DATA FOR THE TASK:
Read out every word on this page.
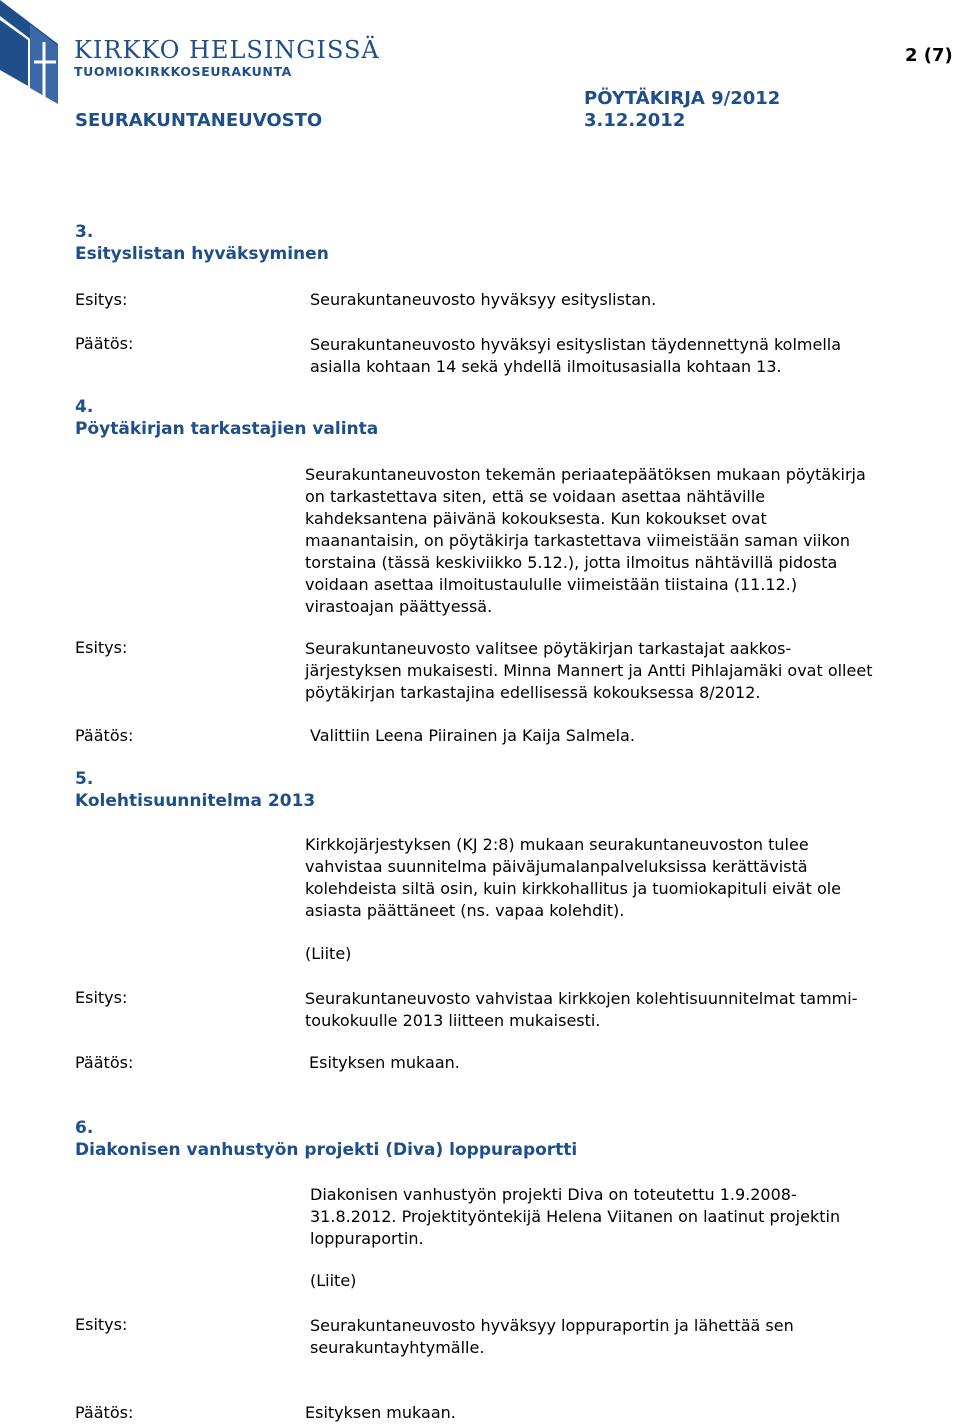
KIRKKO HELSINGISSÄ
TUOMIOKIRKKOSEURAKUNTA
2 (7)
PÖYTÄKIRJA 9/2012
SEURAKUNTANEUVOSTO	3.12.2012
3.
Esityslistan hyväksyminen
Esitys:	Seurakuntaneuvosto hyväksyy esityslistan.
Päätös:	Seurakuntaneuvosto hyväksyi esityslistan täydennettynä kolmella

asialla kohtaan 14 sekä yhdellä ilmoitusasialla kohtaan 13.

4.
Pöytäkirjan tarkastajien valinta

Seurakuntaneuvoston tekemän periaatepäätöksen mukaan pöytäkirja

on tarkastettava siten, että se voidaan asettaa nähtäville

kahdeksantena päivänä kokouksesta. Kun kokoukset ovat

maanantaisin, on pöytäkirja tarkastettava viimeistään saman viikon

torstaina (tässä keskiviikko 5.12.), jotta ilmoitus nähtävillä pidosta

voidaan asettaa ilmoitustaululle viimeistään tiistaina (11.12.)

virastoajan päättyessä.

Esitys:	Seurakuntaneuvosto valitsee pöytäkirjan tarkastajat aakkos-

järjestyksen mukaisesti. Minna Mannert ja Antti Pihlajamäki ovat olleet

pöytäkirjan tarkastajina edellisessä kokouksessa 8/2012.

Päätös:	Valittiin Leena Piirainen ja Kaija Salmela.
5.
Kolehtisuunnitelma 2013

Kirkkojärjestyksen (KJ 2:8) mukaan seurakuntaneuvoston tulee

vahvistaa suunnitelma päiväjumalanpalveluksissa kerättävistä

kolehdeista siltä osin, kuin kirkkohallitus ja tuomiokapituli eivät ole

asiasta päättäneet (ns. vapaa kolehdit).

(Liite)
Esitys:	Seurakuntaneuvosto vahvistaa kirkkojen kolehtisuunnitelmat tammi-

toukokuulle 2013 liitteen mukaisesti.

Päätös:	Esityksen mukaan.
6.
Diakonisen vanhustyön projekti (Diva) loppuraportti

Diakonisen vanhustyön projekti Diva on toteutettu 1.9.2008-

31.8.2012. Projektityöntekijä Helena Viitanen on laatinut projektin

loppuraportin.

(Liite)
Esitys:	Seurakuntaneuvosto hyväksyy loppuraportin ja lähettää sen

seurakuntayhtymälle.

Päätös:	Esityksen mukaan.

DIRECTIONS:
State, as a number only, how many lines in the entries include "vanhustyön".

SOLUTION FOR THIS TASK:
2